[Rows from a layout dataset]
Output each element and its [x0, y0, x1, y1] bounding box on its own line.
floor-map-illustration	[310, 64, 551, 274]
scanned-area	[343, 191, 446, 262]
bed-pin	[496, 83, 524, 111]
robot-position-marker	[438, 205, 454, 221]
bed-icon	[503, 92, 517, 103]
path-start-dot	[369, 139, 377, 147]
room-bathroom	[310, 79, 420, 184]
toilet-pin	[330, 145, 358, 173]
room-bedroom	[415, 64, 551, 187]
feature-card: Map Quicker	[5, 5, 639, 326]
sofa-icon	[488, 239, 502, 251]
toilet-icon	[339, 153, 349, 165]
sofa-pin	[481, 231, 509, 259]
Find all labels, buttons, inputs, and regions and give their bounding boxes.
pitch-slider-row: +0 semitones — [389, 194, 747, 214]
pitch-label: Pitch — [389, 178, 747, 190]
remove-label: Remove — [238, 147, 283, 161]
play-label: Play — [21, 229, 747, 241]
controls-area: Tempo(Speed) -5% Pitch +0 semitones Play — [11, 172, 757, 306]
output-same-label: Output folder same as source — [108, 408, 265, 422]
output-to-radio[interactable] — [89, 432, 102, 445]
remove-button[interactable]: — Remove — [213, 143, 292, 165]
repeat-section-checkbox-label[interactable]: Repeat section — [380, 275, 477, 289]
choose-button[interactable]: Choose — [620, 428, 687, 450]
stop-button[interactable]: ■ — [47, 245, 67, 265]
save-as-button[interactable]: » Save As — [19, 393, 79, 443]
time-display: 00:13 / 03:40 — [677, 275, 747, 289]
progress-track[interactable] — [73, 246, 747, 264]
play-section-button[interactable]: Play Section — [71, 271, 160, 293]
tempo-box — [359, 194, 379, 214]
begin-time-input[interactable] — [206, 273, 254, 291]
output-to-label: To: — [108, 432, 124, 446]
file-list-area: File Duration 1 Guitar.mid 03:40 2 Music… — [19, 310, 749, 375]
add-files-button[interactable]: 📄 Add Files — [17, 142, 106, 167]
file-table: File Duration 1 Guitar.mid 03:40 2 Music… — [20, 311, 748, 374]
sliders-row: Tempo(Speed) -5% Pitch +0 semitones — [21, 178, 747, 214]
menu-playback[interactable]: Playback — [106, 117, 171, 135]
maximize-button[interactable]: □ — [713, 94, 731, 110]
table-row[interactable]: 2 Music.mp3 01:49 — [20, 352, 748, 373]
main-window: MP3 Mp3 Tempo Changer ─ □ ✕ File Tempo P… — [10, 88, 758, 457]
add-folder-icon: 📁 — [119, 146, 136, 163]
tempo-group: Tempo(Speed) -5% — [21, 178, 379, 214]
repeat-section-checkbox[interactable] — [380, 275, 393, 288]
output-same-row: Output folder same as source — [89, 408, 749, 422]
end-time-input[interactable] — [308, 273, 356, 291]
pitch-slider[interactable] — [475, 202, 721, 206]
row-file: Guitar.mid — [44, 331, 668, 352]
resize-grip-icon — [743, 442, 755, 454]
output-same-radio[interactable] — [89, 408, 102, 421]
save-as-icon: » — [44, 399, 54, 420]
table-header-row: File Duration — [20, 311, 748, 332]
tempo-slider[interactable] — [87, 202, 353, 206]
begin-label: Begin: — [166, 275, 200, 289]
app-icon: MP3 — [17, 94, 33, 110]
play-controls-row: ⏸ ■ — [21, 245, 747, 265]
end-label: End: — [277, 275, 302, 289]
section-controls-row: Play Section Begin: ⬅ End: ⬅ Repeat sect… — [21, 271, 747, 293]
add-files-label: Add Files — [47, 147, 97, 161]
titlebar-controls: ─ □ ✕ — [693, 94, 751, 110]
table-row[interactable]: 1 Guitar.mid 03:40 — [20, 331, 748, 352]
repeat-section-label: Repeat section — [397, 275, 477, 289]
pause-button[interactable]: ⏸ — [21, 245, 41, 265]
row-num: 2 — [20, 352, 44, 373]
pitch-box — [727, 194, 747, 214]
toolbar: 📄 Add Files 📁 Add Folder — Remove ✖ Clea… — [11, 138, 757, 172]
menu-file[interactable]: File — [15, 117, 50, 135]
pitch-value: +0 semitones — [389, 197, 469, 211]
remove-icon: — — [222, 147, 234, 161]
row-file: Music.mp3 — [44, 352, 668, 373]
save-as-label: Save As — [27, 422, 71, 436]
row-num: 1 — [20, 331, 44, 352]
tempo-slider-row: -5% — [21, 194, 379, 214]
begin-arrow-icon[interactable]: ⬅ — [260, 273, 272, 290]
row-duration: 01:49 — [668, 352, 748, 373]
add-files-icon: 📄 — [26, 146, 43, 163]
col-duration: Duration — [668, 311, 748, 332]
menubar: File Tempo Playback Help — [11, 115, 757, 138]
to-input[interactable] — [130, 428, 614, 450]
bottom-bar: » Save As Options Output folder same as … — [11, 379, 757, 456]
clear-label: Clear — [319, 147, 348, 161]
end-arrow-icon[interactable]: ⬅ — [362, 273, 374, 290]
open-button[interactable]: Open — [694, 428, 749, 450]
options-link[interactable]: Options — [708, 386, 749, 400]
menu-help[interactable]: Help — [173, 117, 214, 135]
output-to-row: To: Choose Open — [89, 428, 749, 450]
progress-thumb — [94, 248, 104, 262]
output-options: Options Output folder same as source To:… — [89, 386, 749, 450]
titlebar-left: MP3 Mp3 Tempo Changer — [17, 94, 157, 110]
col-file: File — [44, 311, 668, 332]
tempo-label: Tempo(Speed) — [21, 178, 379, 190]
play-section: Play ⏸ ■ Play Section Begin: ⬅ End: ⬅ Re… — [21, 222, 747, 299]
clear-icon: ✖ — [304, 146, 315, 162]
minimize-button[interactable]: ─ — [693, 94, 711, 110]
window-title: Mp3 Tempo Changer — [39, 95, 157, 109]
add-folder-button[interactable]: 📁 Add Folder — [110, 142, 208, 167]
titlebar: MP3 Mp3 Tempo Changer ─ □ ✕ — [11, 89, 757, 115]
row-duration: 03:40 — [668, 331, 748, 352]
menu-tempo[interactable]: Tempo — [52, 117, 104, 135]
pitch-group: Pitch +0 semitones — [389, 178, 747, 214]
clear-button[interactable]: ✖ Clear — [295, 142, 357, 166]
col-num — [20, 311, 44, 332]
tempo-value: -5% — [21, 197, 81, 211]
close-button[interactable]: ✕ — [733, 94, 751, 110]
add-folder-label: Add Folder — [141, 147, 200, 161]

> **WHAT YOU WILL DO**: Identify each line in the records that contains the string "radio", and copy every such line.

> **EXERCISE SOLUTION**:
output-to-radio[interactable] — [89, 432, 102, 445]
output-same-radio[interactable] — [89, 408, 102, 421]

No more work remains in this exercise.